--- begin Data for this task ---

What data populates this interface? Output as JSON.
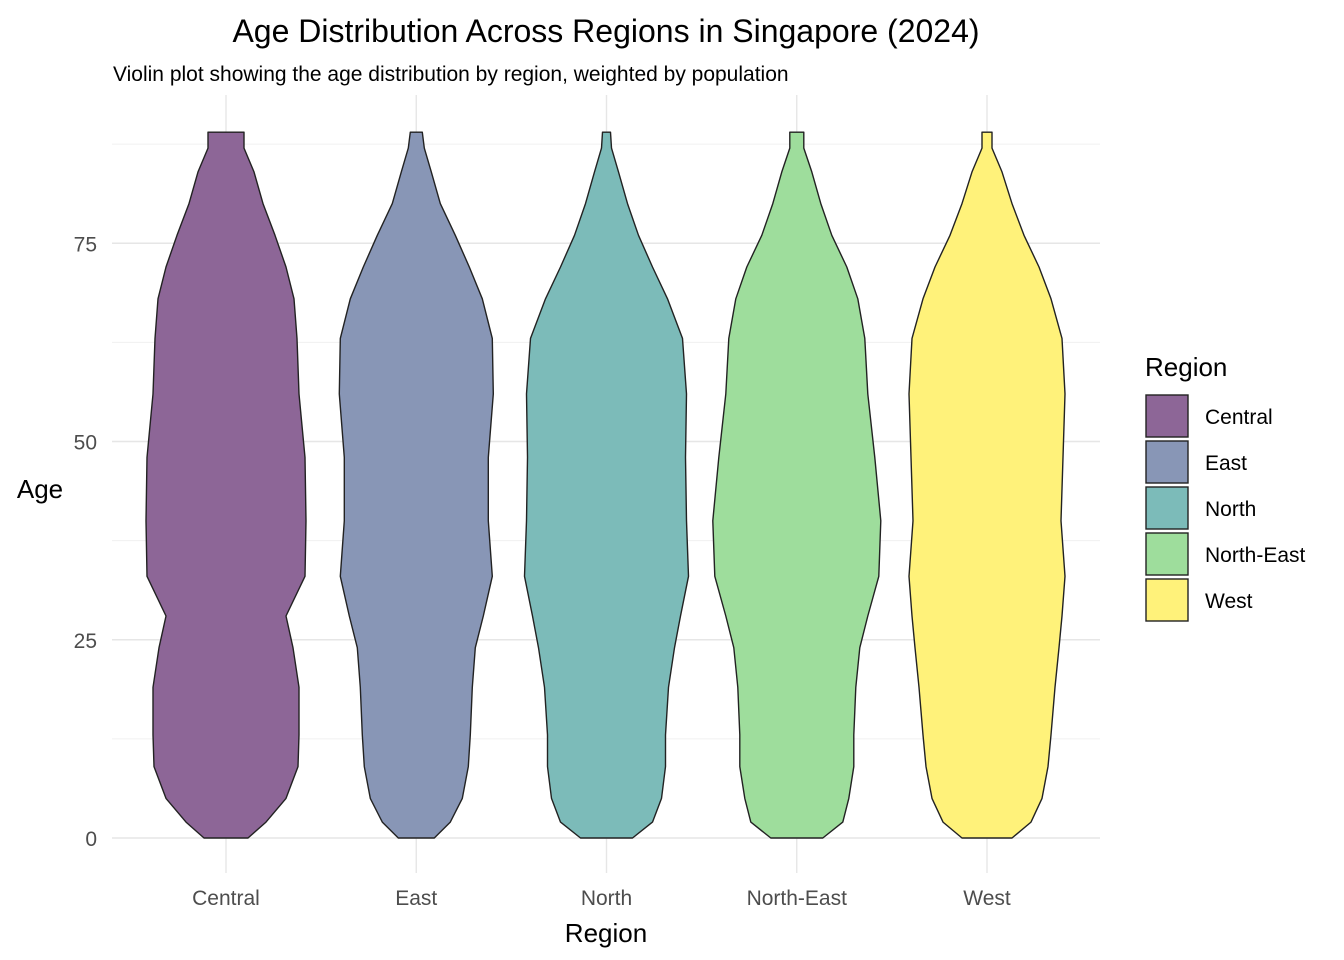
{
  "chart_data": {
    "type": "violin",
    "title": "Age Distribution Across Regions in Singapore (2024)",
    "subtitle": "Violin plot showing the age distribution by region, weighted by population",
    "xlabel": "Region",
    "ylabel": "Age",
    "categories": [
      "Central",
      "East",
      "North",
      "North-East",
      "West"
    ],
    "ylim": [
      -4,
      93
    ],
    "y_range": [
      0,
      89
    ],
    "yticks": [
      0,
      25,
      50,
      75
    ],
    "grid": true,
    "legend": {
      "title": "Region",
      "position": "right"
    },
    "colors": [
      "#8D6697",
      "#8896B6",
      "#7CBBB9",
      "#9EDD9C",
      "#FFF27A"
    ],
    "density_half_width_ages": [
      0,
      2,
      5,
      9,
      13,
      19,
      24,
      28,
      33,
      40,
      48,
      56,
      63,
      68,
      72,
      76,
      80,
      84,
      87,
      89
    ],
    "violins": [
      {
        "name": "Central",
        "half_width": [
          22,
          40,
          60,
          72,
          73,
          73,
          67,
          60,
          79,
          80,
          79,
          73,
          71,
          68,
          60,
          49,
          37,
          28,
          18,
          18
        ]
      },
      {
        "name": "East",
        "half_width": [
          18,
          34,
          46,
          52,
          54,
          56,
          59,
          67,
          76,
          72,
          72,
          77,
          76,
          66,
          53,
          39,
          24,
          15,
          8,
          6
        ]
      },
      {
        "name": "North",
        "half_width": [
          26,
          46,
          55,
          59,
          59,
          62,
          68,
          74,
          82,
          80,
          79,
          80,
          76,
          61,
          46,
          32,
          21,
          12,
          5,
          4
        ]
      },
      {
        "name": "North-East",
        "half_width": [
          26,
          46,
          52,
          57,
          57,
          59,
          63,
          71,
          82,
          84,
          78,
          71,
          68,
          61,
          50,
          35,
          24,
          15,
          7,
          7
        ]
      },
      {
        "name": "West",
        "half_width": [
          25,
          44,
          55,
          61,
          64,
          68,
          72,
          75,
          78,
          74,
          76,
          78,
          75,
          64,
          52,
          37,
          25,
          15,
          5,
          5
        ]
      }
    ]
  }
}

--- end Data for this task ---

> [Direction] Omit the images and transcribe all of the records above word for word.

> [Written solution]
What data populates this interface? Output as JSON.
{
  "chart_data": {
    "type": "violin",
    "title": "Age Distribution Across Regions in Singapore (2024)",
    "subtitle": "Violin plot showing the age distribution by region, weighted by population",
    "xlabel": "Region",
    "ylabel": "Age",
    "categories": [
      "Central",
      "East",
      "North",
      "North-East",
      "West"
    ],
    "ylim": [
      -4,
      93
    ],
    "y_range": [
      0,
      89
    ],
    "yticks": [
      0,
      25,
      50,
      75
    ],
    "grid": true,
    "legend": {
      "title": "Region",
      "position": "right"
    },
    "colors": [
      "#8D6697",
      "#8896B6",
      "#7CBBB9",
      "#9EDD9C",
      "#FFF27A"
    ],
    "density_half_width_ages": [
      0,
      2,
      5,
      9,
      13,
      19,
      24,
      28,
      33,
      40,
      48,
      56,
      63,
      68,
      72,
      76,
      80,
      84,
      87,
      89
    ],
    "violins": [
      {
        "name": "Central",
        "half_width": [
          22,
          40,
          60,
          72,
          73,
          73,
          67,
          60,
          79,
          80,
          79,
          73,
          71,
          68,
          60,
          49,
          37,
          28,
          18,
          18
        ]
      },
      {
        "name": "East",
        "half_width": [
          18,
          34,
          46,
          52,
          54,
          56,
          59,
          67,
          76,
          72,
          72,
          77,
          76,
          66,
          53,
          39,
          24,
          15,
          8,
          6
        ]
      },
      {
        "name": "North",
        "half_width": [
          26,
          46,
          55,
          59,
          59,
          62,
          68,
          74,
          82,
          80,
          79,
          80,
          76,
          61,
          46,
          32,
          21,
          12,
          5,
          4
        ]
      },
      {
        "name": "North-East",
        "half_width": [
          26,
          46,
          52,
          57,
          57,
          59,
          63,
          71,
          82,
          84,
          78,
          71,
          68,
          61,
          50,
          35,
          24,
          15,
          7,
          7
        ]
      },
      {
        "name": "West",
        "half_width": [
          25,
          44,
          55,
          61,
          64,
          68,
          72,
          75,
          78,
          74,
          76,
          78,
          75,
          64,
          52,
          37,
          25,
          15,
          5,
          5
        ]
      }
    ]
  }
}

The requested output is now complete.